• _THE TASK_:
Locate each line of the material that contains "Size", then return it.

* * * * *

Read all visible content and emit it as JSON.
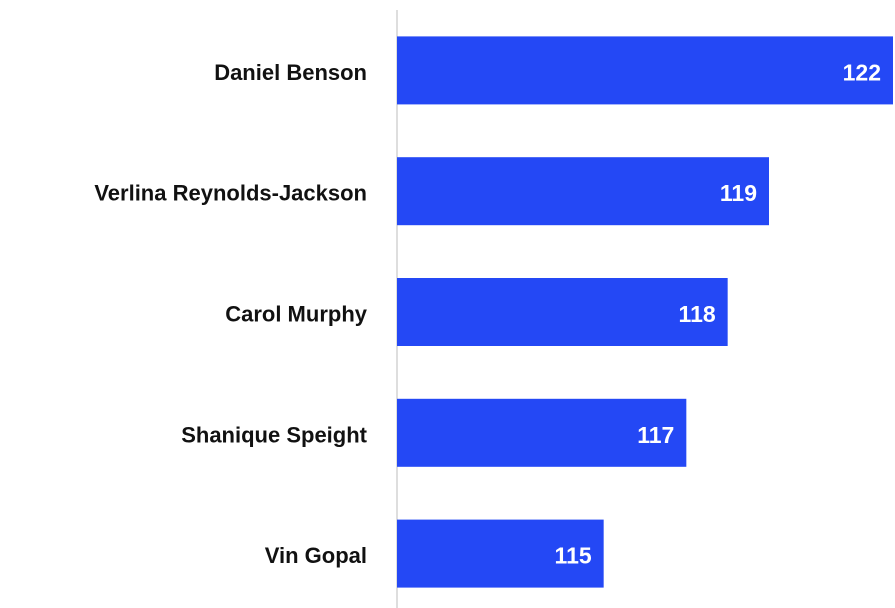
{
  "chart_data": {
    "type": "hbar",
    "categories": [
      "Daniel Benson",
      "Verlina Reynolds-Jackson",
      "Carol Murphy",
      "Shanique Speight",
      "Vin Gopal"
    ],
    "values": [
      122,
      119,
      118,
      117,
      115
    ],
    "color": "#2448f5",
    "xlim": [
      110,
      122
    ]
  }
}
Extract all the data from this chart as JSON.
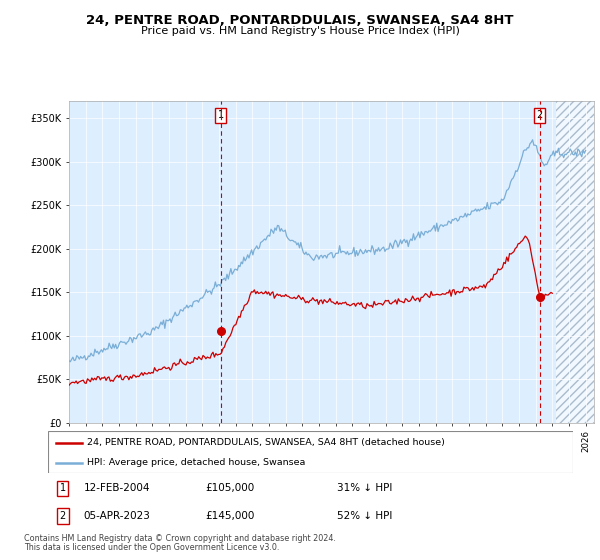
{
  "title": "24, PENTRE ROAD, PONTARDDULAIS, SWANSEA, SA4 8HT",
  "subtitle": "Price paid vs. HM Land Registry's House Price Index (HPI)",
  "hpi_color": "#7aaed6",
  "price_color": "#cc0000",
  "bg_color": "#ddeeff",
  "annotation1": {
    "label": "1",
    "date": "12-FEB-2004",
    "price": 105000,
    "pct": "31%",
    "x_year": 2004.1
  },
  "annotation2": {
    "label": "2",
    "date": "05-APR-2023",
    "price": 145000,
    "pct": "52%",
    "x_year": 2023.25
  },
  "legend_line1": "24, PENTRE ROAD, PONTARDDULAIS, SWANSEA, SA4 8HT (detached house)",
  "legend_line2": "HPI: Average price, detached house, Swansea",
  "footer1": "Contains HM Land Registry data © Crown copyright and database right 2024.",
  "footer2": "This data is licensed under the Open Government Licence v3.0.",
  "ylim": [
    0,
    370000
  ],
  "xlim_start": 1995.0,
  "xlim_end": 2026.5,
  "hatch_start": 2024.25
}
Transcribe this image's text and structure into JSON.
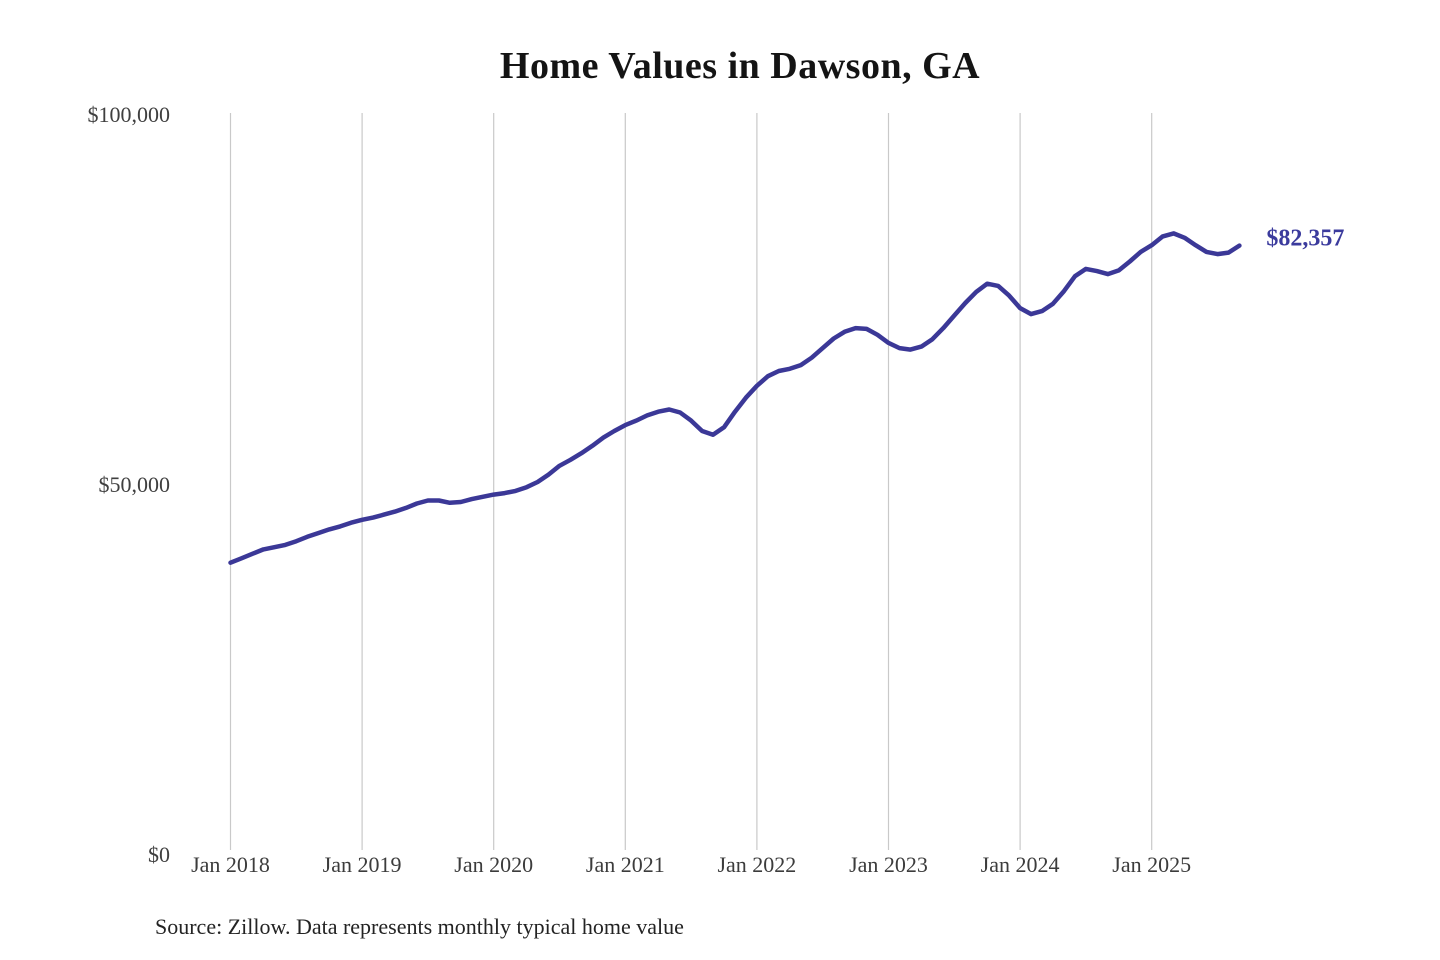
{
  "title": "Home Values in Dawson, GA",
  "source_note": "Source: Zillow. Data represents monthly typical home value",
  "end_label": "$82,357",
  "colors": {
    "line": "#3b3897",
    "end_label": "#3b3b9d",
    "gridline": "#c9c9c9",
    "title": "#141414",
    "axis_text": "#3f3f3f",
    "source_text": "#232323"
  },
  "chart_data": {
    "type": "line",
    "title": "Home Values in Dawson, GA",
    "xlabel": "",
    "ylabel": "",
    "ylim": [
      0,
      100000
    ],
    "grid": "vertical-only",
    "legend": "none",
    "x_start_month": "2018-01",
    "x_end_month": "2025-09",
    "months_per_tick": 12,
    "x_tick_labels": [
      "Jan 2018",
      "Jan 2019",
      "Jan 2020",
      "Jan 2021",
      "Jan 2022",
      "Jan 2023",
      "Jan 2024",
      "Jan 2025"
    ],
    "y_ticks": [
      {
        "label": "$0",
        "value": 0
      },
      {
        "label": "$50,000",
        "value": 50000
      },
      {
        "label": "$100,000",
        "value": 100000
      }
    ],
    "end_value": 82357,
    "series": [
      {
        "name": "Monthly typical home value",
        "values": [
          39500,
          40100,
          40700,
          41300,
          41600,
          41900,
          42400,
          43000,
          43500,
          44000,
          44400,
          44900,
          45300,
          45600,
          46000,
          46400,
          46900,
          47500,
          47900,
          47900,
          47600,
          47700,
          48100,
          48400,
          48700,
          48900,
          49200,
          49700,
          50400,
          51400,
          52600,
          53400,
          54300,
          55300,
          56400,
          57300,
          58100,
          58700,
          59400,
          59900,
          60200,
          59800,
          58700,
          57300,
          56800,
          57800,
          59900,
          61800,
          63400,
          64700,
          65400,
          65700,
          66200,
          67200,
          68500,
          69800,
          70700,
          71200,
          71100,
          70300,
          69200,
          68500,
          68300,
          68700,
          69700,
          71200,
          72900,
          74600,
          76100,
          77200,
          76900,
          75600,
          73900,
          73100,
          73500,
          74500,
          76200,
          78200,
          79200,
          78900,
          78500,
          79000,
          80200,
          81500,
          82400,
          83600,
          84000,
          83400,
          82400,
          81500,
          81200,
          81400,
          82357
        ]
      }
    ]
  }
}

* * * * *

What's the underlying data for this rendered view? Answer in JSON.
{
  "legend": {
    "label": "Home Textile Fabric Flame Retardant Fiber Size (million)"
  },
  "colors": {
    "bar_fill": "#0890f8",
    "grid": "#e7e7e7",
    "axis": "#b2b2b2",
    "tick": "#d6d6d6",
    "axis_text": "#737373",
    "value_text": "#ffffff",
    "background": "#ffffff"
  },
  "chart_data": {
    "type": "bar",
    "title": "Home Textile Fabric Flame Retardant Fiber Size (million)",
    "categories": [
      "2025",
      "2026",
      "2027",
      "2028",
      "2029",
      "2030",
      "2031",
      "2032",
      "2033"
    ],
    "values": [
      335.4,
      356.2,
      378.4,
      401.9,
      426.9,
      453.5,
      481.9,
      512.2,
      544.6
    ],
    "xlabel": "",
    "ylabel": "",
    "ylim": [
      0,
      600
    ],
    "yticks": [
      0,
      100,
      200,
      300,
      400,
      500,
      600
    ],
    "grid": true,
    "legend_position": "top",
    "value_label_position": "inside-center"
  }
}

* * * * *

• _WRITTEN RESPONSE_:
    "label": "Home Textile Fabric Flame Retardant Fiber Size (million)"
    "title": "Home Textile Fabric Flame Retardant Fiber Size (million)",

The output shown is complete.